* Begin Data excerpts *
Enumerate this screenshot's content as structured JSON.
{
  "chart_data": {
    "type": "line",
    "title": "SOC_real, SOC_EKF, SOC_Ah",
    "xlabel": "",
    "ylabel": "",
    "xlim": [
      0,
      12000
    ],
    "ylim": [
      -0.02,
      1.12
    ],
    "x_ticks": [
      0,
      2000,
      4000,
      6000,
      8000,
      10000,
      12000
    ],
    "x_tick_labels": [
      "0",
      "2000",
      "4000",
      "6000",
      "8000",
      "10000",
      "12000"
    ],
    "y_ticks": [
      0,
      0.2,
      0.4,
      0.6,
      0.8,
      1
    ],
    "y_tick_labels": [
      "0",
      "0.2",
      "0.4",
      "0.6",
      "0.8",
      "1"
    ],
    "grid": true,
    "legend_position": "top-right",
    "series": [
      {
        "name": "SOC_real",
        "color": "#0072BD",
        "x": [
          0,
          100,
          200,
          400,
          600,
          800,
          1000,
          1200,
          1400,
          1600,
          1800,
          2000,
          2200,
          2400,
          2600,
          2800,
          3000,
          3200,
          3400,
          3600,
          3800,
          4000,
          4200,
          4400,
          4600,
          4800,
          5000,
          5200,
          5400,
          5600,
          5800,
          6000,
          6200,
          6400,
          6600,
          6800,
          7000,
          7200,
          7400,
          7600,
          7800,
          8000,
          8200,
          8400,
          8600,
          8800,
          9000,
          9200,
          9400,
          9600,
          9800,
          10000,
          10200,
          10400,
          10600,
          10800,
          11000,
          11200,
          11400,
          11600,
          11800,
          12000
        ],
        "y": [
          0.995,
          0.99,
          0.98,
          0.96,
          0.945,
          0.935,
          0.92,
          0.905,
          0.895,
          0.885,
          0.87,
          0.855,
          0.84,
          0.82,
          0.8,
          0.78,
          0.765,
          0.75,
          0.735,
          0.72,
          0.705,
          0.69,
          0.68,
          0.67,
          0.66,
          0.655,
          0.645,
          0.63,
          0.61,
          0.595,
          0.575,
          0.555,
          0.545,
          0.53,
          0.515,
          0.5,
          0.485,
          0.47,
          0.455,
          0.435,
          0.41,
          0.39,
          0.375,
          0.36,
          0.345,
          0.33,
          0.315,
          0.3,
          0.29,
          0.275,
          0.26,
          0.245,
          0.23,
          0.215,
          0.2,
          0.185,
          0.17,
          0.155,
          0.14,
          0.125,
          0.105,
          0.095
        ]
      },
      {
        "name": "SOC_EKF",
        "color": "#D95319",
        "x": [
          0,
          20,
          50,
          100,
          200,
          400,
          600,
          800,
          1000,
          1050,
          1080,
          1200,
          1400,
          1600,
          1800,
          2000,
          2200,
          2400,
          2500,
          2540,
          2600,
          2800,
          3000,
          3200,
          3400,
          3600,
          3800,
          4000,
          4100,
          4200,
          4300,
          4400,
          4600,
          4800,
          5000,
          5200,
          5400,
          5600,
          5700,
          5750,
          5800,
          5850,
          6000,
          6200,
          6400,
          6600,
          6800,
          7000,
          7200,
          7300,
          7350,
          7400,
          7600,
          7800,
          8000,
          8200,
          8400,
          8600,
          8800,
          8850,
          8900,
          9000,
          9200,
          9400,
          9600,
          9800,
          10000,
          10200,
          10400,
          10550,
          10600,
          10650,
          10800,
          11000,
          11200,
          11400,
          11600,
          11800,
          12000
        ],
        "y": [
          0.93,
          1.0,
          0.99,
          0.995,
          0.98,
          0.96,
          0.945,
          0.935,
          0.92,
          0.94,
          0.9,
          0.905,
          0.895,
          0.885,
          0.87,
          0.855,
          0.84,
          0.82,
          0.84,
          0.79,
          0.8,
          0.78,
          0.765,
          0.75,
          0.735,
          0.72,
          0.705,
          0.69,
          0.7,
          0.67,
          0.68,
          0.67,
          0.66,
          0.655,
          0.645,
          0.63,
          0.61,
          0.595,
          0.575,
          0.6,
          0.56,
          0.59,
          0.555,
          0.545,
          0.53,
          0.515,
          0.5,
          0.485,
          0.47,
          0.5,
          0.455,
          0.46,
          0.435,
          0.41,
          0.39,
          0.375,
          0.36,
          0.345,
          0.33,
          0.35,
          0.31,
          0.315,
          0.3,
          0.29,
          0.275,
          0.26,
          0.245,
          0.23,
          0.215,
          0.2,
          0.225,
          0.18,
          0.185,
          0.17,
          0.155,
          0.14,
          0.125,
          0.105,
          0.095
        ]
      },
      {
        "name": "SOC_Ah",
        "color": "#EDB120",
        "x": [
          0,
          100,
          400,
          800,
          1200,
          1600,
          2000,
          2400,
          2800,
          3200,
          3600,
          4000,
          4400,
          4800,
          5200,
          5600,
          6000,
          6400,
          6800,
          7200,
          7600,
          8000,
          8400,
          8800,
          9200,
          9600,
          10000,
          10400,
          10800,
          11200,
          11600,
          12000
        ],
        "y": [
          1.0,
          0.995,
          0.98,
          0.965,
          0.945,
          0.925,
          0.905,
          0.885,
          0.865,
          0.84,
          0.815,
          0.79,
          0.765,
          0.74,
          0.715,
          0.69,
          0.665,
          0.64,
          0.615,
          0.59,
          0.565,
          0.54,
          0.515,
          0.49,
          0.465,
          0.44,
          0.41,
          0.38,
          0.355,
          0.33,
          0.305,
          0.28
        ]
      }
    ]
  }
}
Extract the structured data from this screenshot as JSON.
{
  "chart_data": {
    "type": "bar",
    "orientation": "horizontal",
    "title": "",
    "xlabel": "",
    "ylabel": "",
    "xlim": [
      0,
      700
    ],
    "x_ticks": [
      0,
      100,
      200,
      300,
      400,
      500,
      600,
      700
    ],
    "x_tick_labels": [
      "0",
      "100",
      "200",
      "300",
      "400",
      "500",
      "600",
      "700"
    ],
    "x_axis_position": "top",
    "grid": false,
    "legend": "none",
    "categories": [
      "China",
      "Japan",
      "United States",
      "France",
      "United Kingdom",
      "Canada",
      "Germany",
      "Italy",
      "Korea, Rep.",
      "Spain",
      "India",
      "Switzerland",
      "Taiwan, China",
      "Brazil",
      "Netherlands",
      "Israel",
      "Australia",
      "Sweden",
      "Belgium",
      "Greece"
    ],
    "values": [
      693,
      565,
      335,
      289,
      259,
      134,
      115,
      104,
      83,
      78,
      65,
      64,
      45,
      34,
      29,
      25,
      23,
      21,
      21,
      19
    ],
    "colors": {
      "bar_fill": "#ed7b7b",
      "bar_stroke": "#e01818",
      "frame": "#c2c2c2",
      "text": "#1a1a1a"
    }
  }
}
* End Data excerpts *
◆ Your task
Transcribe the entire listing above precisely.

◆ Solution to this task
Enumerate this screenshot's content as structured JSON.
{
  "chart_data": {
    "type": "line",
    "title": "SOC_real, SOC_EKF, SOC_Ah",
    "xlabel": "",
    "ylabel": "",
    "xlim": [
      0,
      12000
    ],
    "ylim": [
      -0.02,
      1.12
    ],
    "x_ticks": [
      0,
      2000,
      4000,
      6000,
      8000,
      10000,
      12000
    ],
    "x_tick_labels": [
      "0",
      "2000",
      "4000",
      "6000",
      "8000",
      "10000",
      "12000"
    ],
    "y_ticks": [
      0,
      0.2,
      0.4,
      0.6,
      0.8,
      1
    ],
    "y_tick_labels": [
      "0",
      "0.2",
      "0.4",
      "0.6",
      "0.8",
      "1"
    ],
    "grid": true,
    "legend_position": "top-right",
    "series": [
      {
        "name": "SOC_real",
        "color": "#0072BD",
        "x": [
          0,
          100,
          200,
          400,
          600,
          800,
          1000,
          1200,
          1400,
          1600,
          1800,
          2000,
          2200,
          2400,
          2600,
          2800,
          3000,
          3200,
          3400,
          3600,
          3800,
          4000,
          4200,
          4400,
          4600,
          4800,
          5000,
          5200,
          5400,
          5600,
          5800,
          6000,
          6200,
          6400,
          6600,
          6800,
          7000,
          7200,
          7400,
          7600,
          7800,
          8000,
          8200,
          8400,
          8600,
          8800,
          9000,
          9200,
          9400,
          9600,
          9800,
          10000,
          10200,
          10400,
          10600,
          10800,
          11000,
          11200,
          11400,
          11600,
          11800,
          12000
        ],
        "y": [
          0.995,
          0.99,
          0.98,
          0.96,
          0.945,
          0.935,
          0.92,
          0.905,
          0.895,
          0.885,
          0.87,
          0.855,
          0.84,
          0.82,
          0.8,
          0.78,
          0.765,
          0.75,
          0.735,
          0.72,
          0.705,
          0.69,
          0.68,
          0.67,
          0.66,
          0.655,
          0.645,
          0.63,
          0.61,
          0.595,
          0.575,
          0.555,
          0.545,
          0.53,
          0.515,
          0.5,
          0.485,
          0.47,
          0.455,
          0.435,
          0.41,
          0.39,
          0.375,
          0.36,
          0.345,
          0.33,
          0.315,
          0.3,
          0.29,
          0.275,
          0.26,
          0.245,
          0.23,
          0.215,
          0.2,
          0.185,
          0.17,
          0.155,
          0.14,
          0.125,
          0.105,
          0.095
        ]
      },
      {
        "name": "SOC_EKF",
        "color": "#D95319",
        "x": [
          0,
          20,
          50,
          100,
          200,
          400,
          600,
          800,
          1000,
          1050,
          1080,
          1200,
          1400,
          1600,
          1800,
          2000,
          2200,
          2400,
          2500,
          2540,
          2600,
          2800,
          3000,
          3200,
          3400,
          3600,
          3800,
          4000,
          4100,
          4200,
          4300,
          4400,
          4600,
          4800,
          5000,
          5200,
          5400,
          5600,
          5700,
          5750,
          5800,
          5850,
          6000,
          6200,
          6400,
          6600,
          6800,
          7000,
          7200,
          7300,
          7350,
          7400,
          7600,
          7800,
          8000,
          8200,
          8400,
          8600,
          8800,
          8850,
          8900,
          9000,
          9200,
          9400,
          9600,
          9800,
          10000,
          10200,
          10400,
          10550,
          10600,
          10650,
          10800,
          11000,
          11200,
          11400,
          11600,
          11800,
          12000
        ],
        "y": [
          0.93,
          1.0,
          0.99,
          0.995,
          0.98,
          0.96,
          0.945,
          0.935,
          0.92,
          0.94,
          0.9,
          0.905,
          0.895,
          0.885,
          0.87,
          0.855,
          0.84,
          0.82,
          0.84,
          0.79,
          0.8,
          0.78,
          0.765,
          0.75,
          0.735,
          0.72,
          0.705,
          0.69,
          0.7,
          0.67,
          0.68,
          0.67,
          0.66,
          0.655,
          0.645,
          0.63,
          0.61,
          0.595,
          0.575,
          0.6,
          0.56,
          0.59,
          0.555,
          0.545,
          0.53,
          0.515,
          0.5,
          0.485,
          0.47,
          0.5,
          0.455,
          0.46,
          0.435,
          0.41,
          0.39,
          0.375,
          0.36,
          0.345,
          0.33,
          0.35,
          0.31,
          0.315,
          0.3,
          0.29,
          0.275,
          0.26,
          0.245,
          0.23,
          0.215,
          0.2,
          0.225,
          0.18,
          0.185,
          0.17,
          0.155,
          0.14,
          0.125,
          0.105,
          0.095
        ]
      },
      {
        "name": "SOC_Ah",
        "color": "#EDB120",
        "x": [
          0,
          100,
          400,
          800,
          1200,
          1600,
          2000,
          2400,
          2800,
          3200,
          3600,
          4000,
          4400,
          4800,
          5200,
          5600,
          6000,
          6400,
          6800,
          7200,
          7600,
          8000,
          8400,
          8800,
          9200,
          9600,
          10000,
          10400,
          10800,
          11200,
          11600,
          12000
        ],
        "y": [
          1.0,
          0.995,
          0.98,
          0.965,
          0.945,
          0.925,
          0.905,
          0.885,
          0.865,
          0.84,
          0.815,
          0.79,
          0.765,
          0.74,
          0.715,
          0.69,
          0.665,
          0.64,
          0.615,
          0.59,
          0.565,
          0.54,
          0.515,
          0.49,
          0.465,
          0.44,
          0.41,
          0.38,
          0.355,
          0.33,
          0.305,
          0.28
        ]
      }
    ]
  }
}
Extract the structured data from this screenshot as JSON.
{
  "chart_data": {
    "type": "bar",
    "orientation": "horizontal",
    "title": "",
    "xlabel": "",
    "ylabel": "",
    "xlim": [
      0,
      700
    ],
    "x_ticks": [
      0,
      100,
      200,
      300,
      400,
      500,
      600,
      700
    ],
    "x_tick_labels": [
      "0",
      "100",
      "200",
      "300",
      "400",
      "500",
      "600",
      "700"
    ],
    "x_axis_position": "top",
    "grid": false,
    "legend": "none",
    "categories": [
      "China",
      "Japan",
      "United States",
      "France",
      "United Kingdom",
      "Canada",
      "Germany",
      "Italy",
      "Korea, Rep.",
      "Spain",
      "India",
      "Switzerland",
      "Taiwan, China",
      "Brazil",
      "Netherlands",
      "Israel",
      "Australia",
      "Sweden",
      "Belgium",
      "Greece"
    ],
    "values": [
      693,
      565,
      335,
      289,
      259,
      134,
      115,
      104,
      83,
      78,
      65,
      64,
      45,
      34,
      29,
      25,
      23,
      21,
      21,
      19
    ],
    "colors": {
      "bar_fill": "#ed7b7b",
      "bar_stroke": "#e01818",
      "frame": "#c2c2c2",
      "text": "#1a1a1a"
    }
  }
}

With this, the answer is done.